* _Aim of the task_
Each entry here needs to be set down again exactly, please; pictures are left out.
━━ Records for this exercise ━━
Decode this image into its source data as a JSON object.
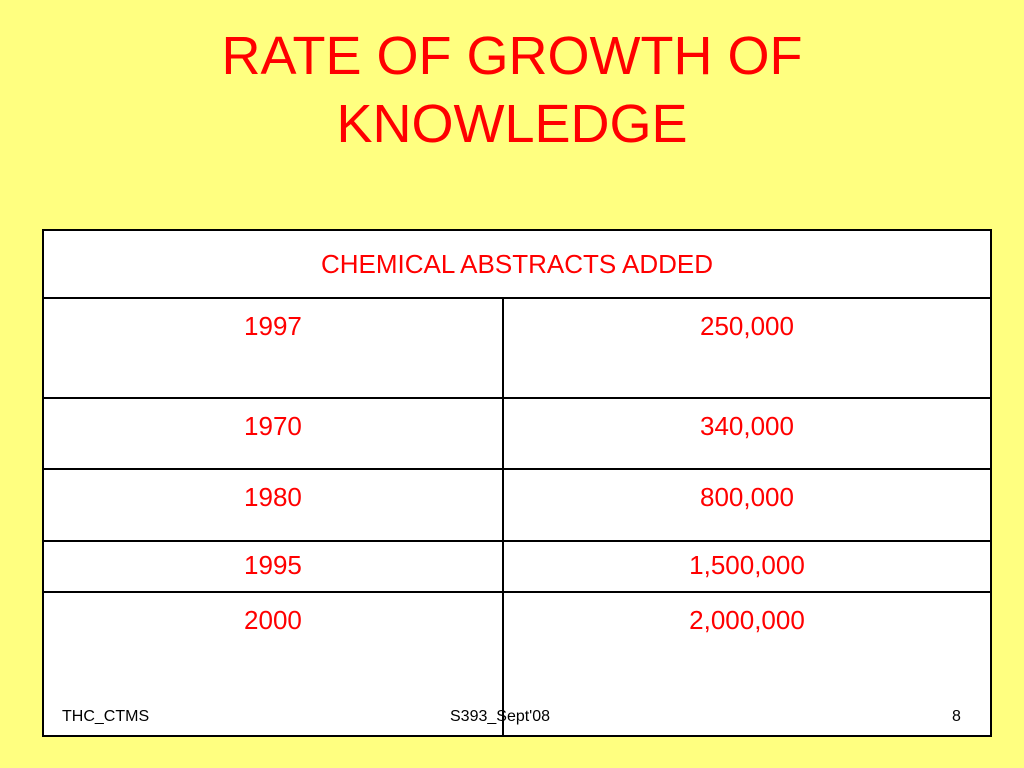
{
  "title_lines": [
    "RATE OF GROWTH OF",
    "KNOWLEDGE"
  ],
  "table": {
    "header": "CHEMICAL ABSTRACTS ADDED",
    "rows": [
      [
        "1997",
        "250,000"
      ],
      [
        "1970",
        "340,000"
      ],
      [
        "1980",
        "800,000"
      ],
      [
        "1995",
        "1,500,000"
      ],
      [
        "2000",
        "2,000,000"
      ]
    ]
  },
  "footer": {
    "left": "THC_CTMS",
    "center": "S393_Sept'08",
    "right": "8"
  }
}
━━━
* _Output below_
Decode this image into its source data as a JSON object.
{
  "title_lines": [
    "RATE OF GROWTH OF",
    "KNOWLEDGE"
  ],
  "table": {
    "header": "CHEMICAL ABSTRACTS ADDED",
    "rows": [
      [
        "1997",
        "250,000"
      ],
      [
        "1970",
        "340,000"
      ],
      [
        "1980",
        "800,000"
      ],
      [
        "1995",
        "1,500,000"
      ],
      [
        "2000",
        "2,000,000"
      ]
    ]
  },
  "footer": {
    "left": "THC_CTMS",
    "center": "S393_Sept'08",
    "right": "8"
  }
}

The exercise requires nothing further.